» **What you will do**:
Output all the entries word for word. Omit the pictures.

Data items
════════════════

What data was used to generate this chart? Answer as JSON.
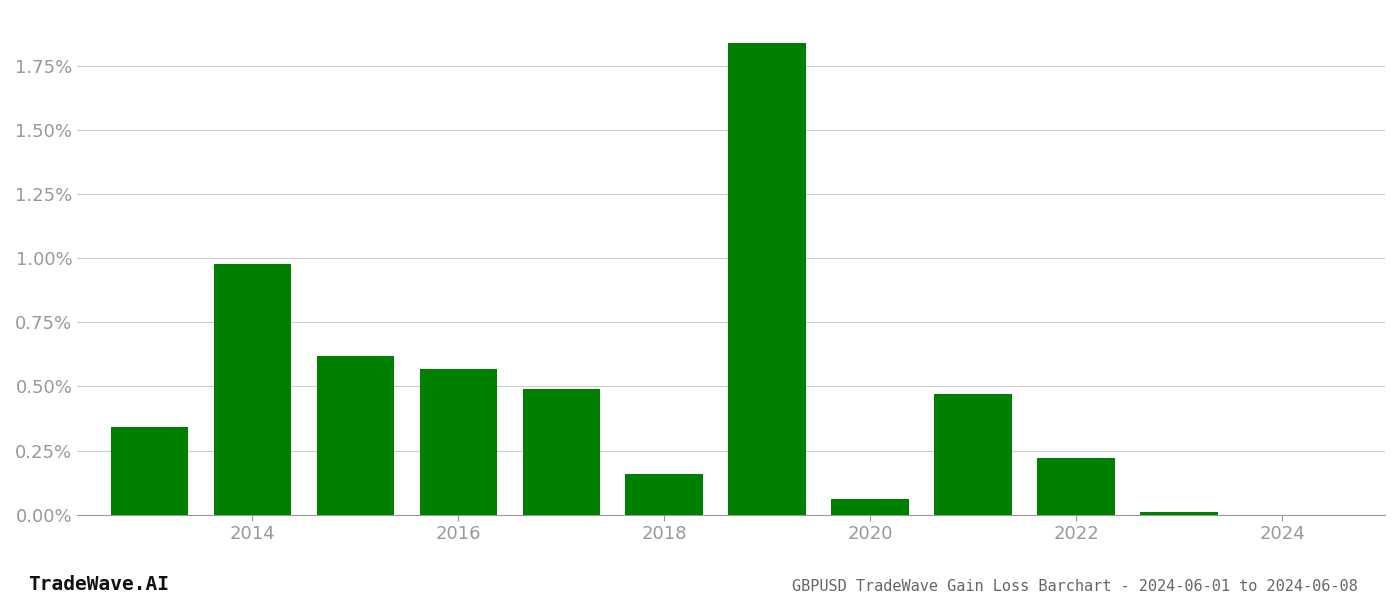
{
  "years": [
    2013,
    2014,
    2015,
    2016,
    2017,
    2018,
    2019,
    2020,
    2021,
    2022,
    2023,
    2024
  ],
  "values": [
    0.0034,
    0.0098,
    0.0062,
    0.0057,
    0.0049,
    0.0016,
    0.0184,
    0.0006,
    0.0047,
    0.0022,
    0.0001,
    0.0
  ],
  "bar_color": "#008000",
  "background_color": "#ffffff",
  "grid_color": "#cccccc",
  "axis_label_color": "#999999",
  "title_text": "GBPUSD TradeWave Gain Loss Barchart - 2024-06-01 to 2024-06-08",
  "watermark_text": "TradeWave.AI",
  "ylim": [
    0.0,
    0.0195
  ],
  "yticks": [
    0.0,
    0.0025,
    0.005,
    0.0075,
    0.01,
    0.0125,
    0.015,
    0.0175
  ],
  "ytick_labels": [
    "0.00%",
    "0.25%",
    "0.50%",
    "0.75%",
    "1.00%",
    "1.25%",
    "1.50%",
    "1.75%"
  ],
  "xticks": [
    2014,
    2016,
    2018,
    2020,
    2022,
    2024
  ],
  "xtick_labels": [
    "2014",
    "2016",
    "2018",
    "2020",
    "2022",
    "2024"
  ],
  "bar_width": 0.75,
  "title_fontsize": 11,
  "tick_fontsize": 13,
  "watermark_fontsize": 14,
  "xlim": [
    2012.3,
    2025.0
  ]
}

════════════════

» **Expected output**:
What data was used to generate this chart? Answer as JSON.
{
  "years": [
    2013,
    2014,
    2015,
    2016,
    2017,
    2018,
    2019,
    2020,
    2021,
    2022,
    2023,
    2024
  ],
  "values": [
    0.0034,
    0.0098,
    0.0062,
    0.0057,
    0.0049,
    0.0016,
    0.0184,
    0.0006,
    0.0047,
    0.0022,
    0.0001,
    0.0
  ],
  "bar_color": "#008000",
  "background_color": "#ffffff",
  "grid_color": "#cccccc",
  "axis_label_color": "#999999",
  "title_text": "GBPUSD TradeWave Gain Loss Barchart - 2024-06-01 to 2024-06-08",
  "watermark_text": "TradeWave.AI",
  "ylim": [
    0.0,
    0.0195
  ],
  "yticks": [
    0.0,
    0.0025,
    0.005,
    0.0075,
    0.01,
    0.0125,
    0.015,
    0.0175
  ],
  "ytick_labels": [
    "0.00%",
    "0.25%",
    "0.50%",
    "0.75%",
    "1.00%",
    "1.25%",
    "1.50%",
    "1.75%"
  ],
  "xticks": [
    2014,
    2016,
    2018,
    2020,
    2022,
    2024
  ],
  "xtick_labels": [
    "2014",
    "2016",
    "2018",
    "2020",
    "2022",
    "2024"
  ],
  "bar_width": 0.75,
  "title_fontsize": 11,
  "tick_fontsize": 13,
  "watermark_fontsize": 14,
  "xlim": [
    2012.3,
    2025.0
  ]
}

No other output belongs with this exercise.